* _AIM_
Transcribe each line of the material as it is, and drop any picture.

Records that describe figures

****************************************

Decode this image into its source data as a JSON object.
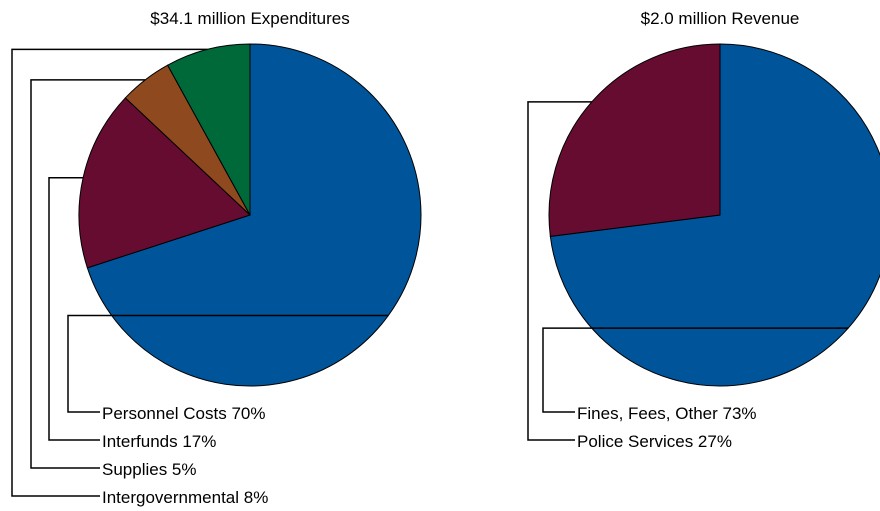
{
  "chart_data": [
    {
      "type": "pie",
      "title": "$34.1 million Expenditures",
      "slices": [
        {
          "label": "Personnel Costs",
          "value": 70,
          "display": "Personnel Costs 70%",
          "color": "#00549A"
        },
        {
          "label": "Interfunds",
          "value": 17,
          "display": "Interfunds 17%",
          "color": "#660C31"
        },
        {
          "label": "Supplies",
          "value": 5,
          "display": "Supplies 5%",
          "color": "#8E4A1E"
        },
        {
          "label": "Intergovernmental",
          "value": 8,
          "display": "Intergovernmental 8%",
          "color": "#00693A"
        }
      ]
    },
    {
      "type": "pie",
      "title": "$2.0 million Revenue",
      "slices": [
        {
          "label": "Fines, Fees, Other",
          "value": 73,
          "display": "Fines, Fees, Other 73%",
          "color": "#00549A"
        },
        {
          "label": "Police Services",
          "value": 27,
          "display": "Police Services 27%",
          "color": "#660C31"
        }
      ]
    }
  ]
}
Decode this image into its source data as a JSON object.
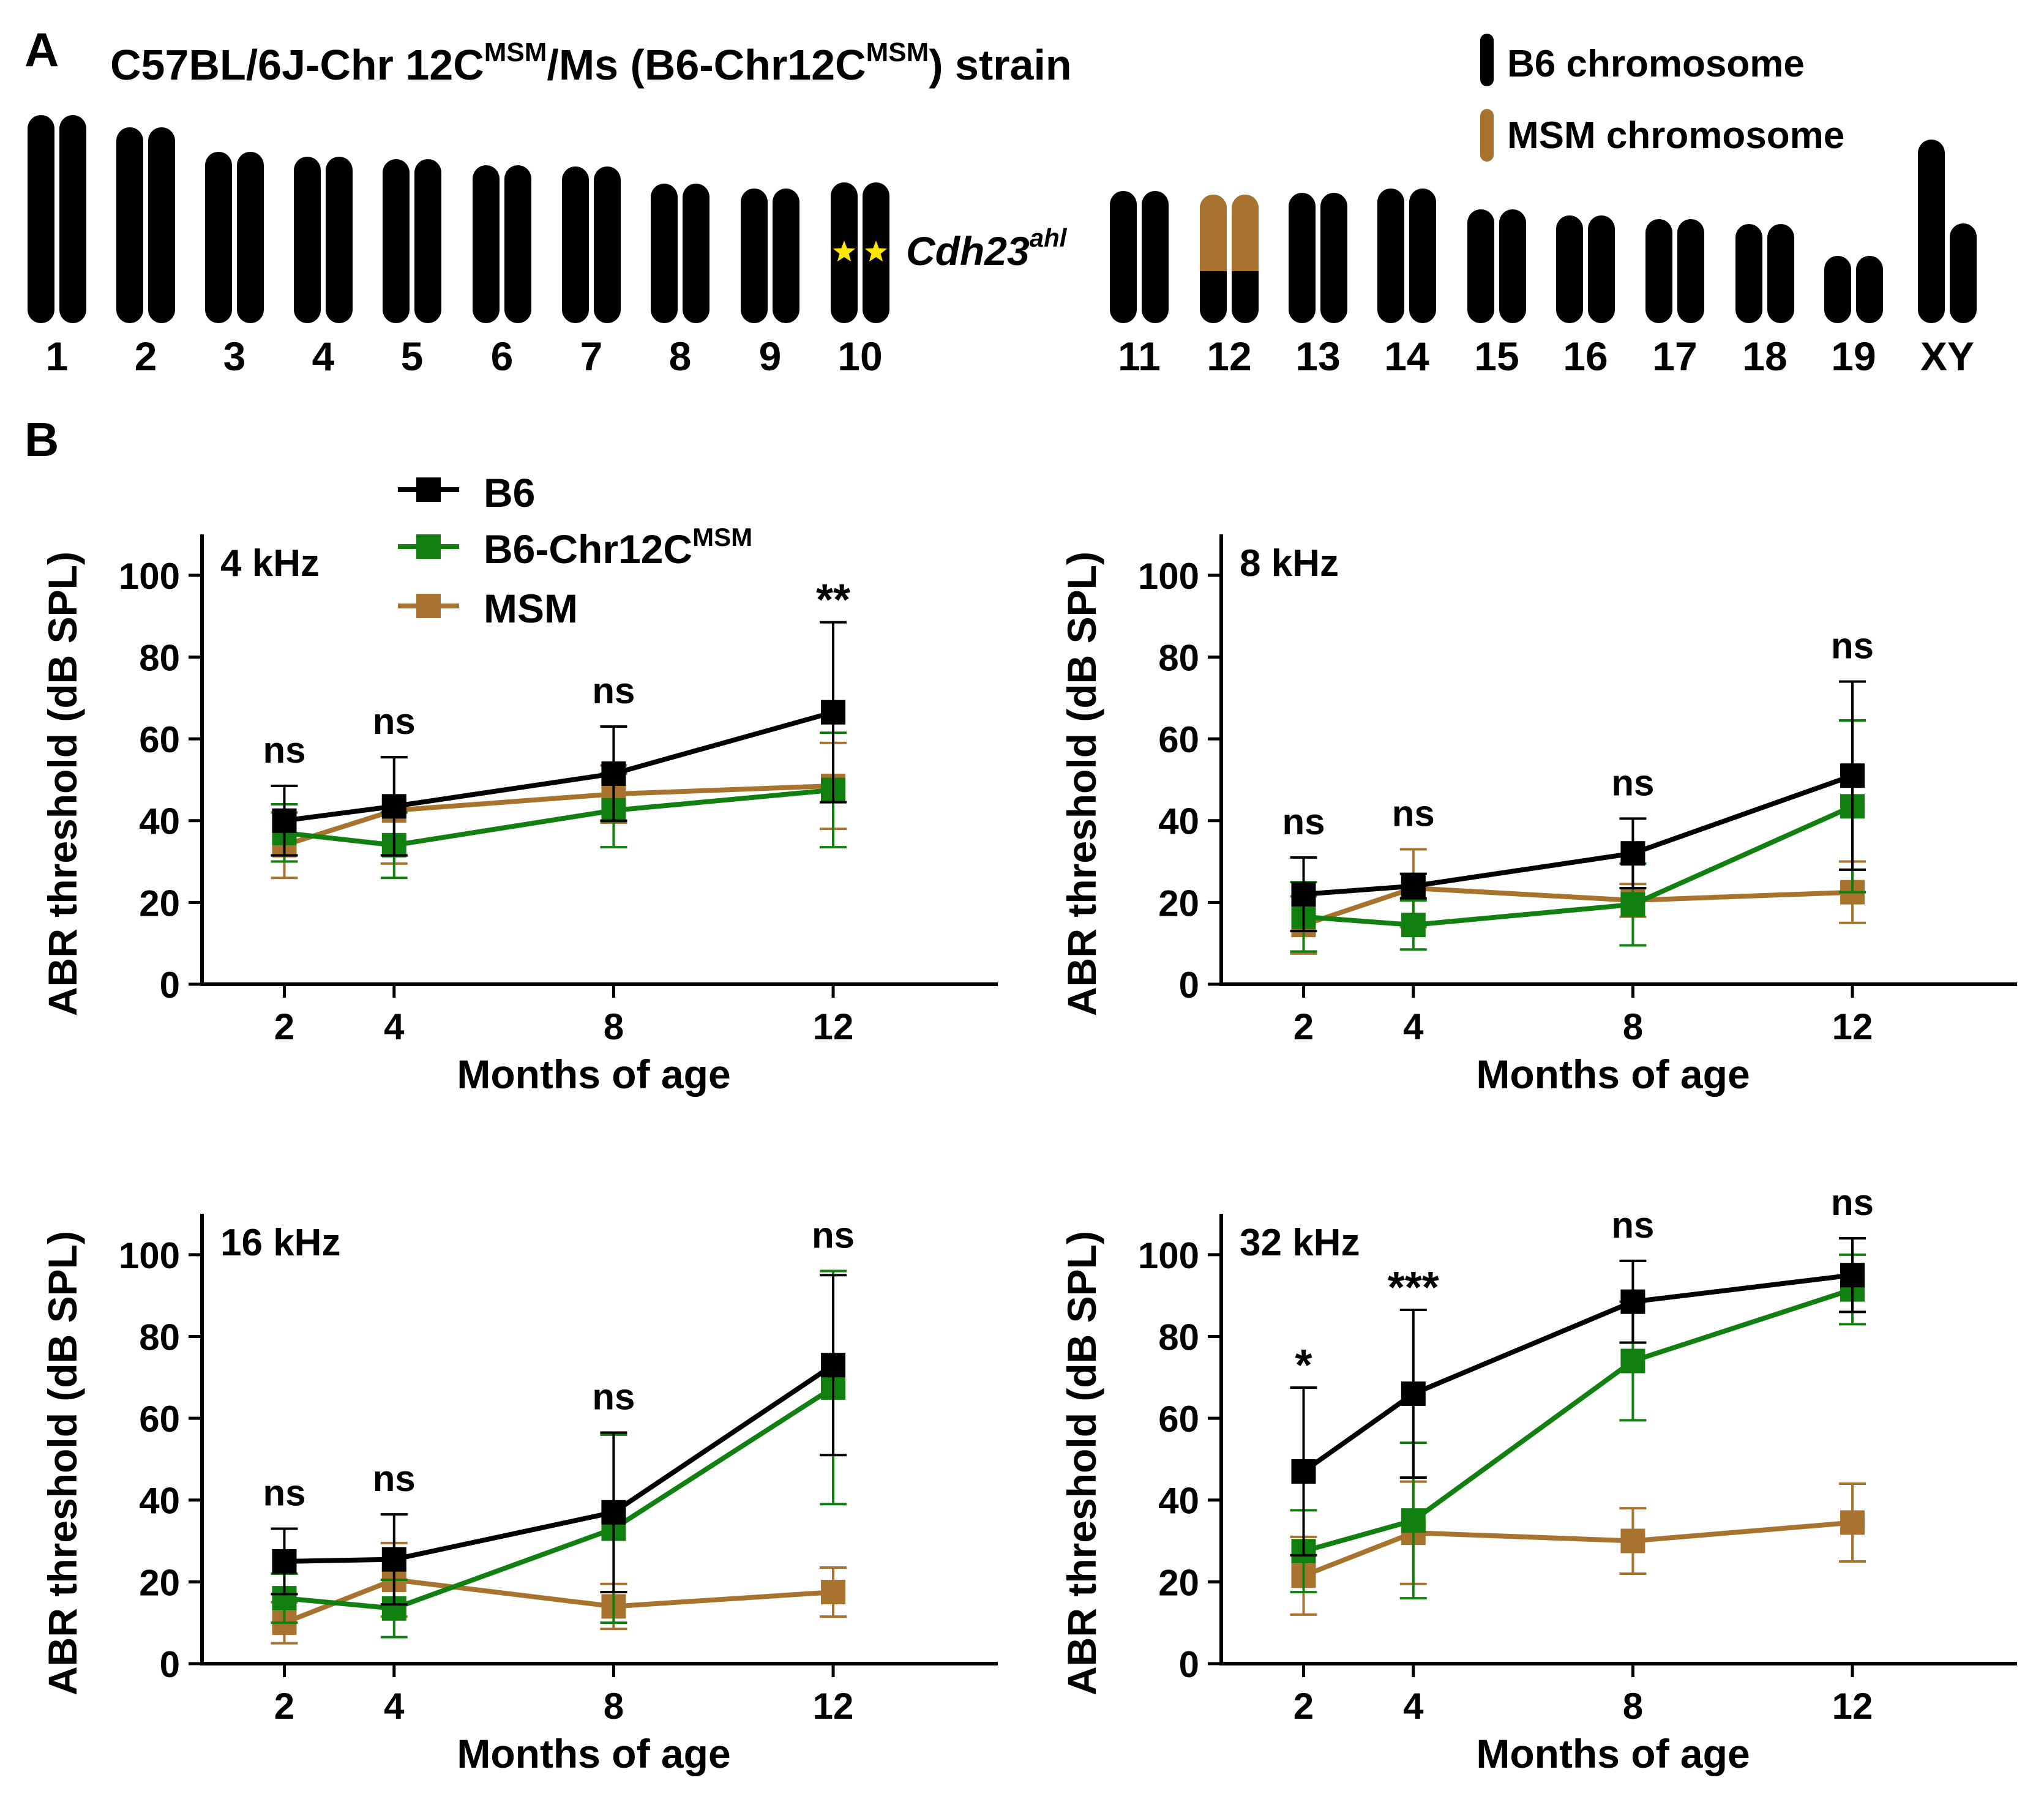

****************************************

* _EXERCISE RESPONSE_
Decode this image into its source data as a JSON object.
{
  "chart_data": [
    {
      "type": "pie",
      "title": "$34.1 million Expenditures",
      "slices": [
        {
          "label": "Personnel Costs",
          "value": 70,
          "display": "Personnel Costs 70%",
          "color": "#00549A"
        },
        {
          "label": "Interfunds",
          "value": 17,
          "display": "Interfunds 17%",
          "color": "#660C31"
        },
        {
          "label": "Supplies",
          "value": 5,
          "display": "Supplies 5%",
          "color": "#8E4A1E"
        },
        {
          "label": "Intergovernmental",
          "value": 8,
          "display": "Intergovernmental 8%",
          "color": "#00693A"
        }
      ]
    },
    {
      "type": "pie",
      "title": "$2.0 million Revenue",
      "slices": [
        {
          "label": "Fines, Fees, Other",
          "value": 73,
          "display": "Fines, Fees, Other 73%",
          "color": "#00549A"
        },
        {
          "label": "Police Services",
          "value": 27,
          "display": "Police Services 27%",
          "color": "#660C31"
        }
      ]
    }
  ]
}
Decode this image into its source data as a JSON object.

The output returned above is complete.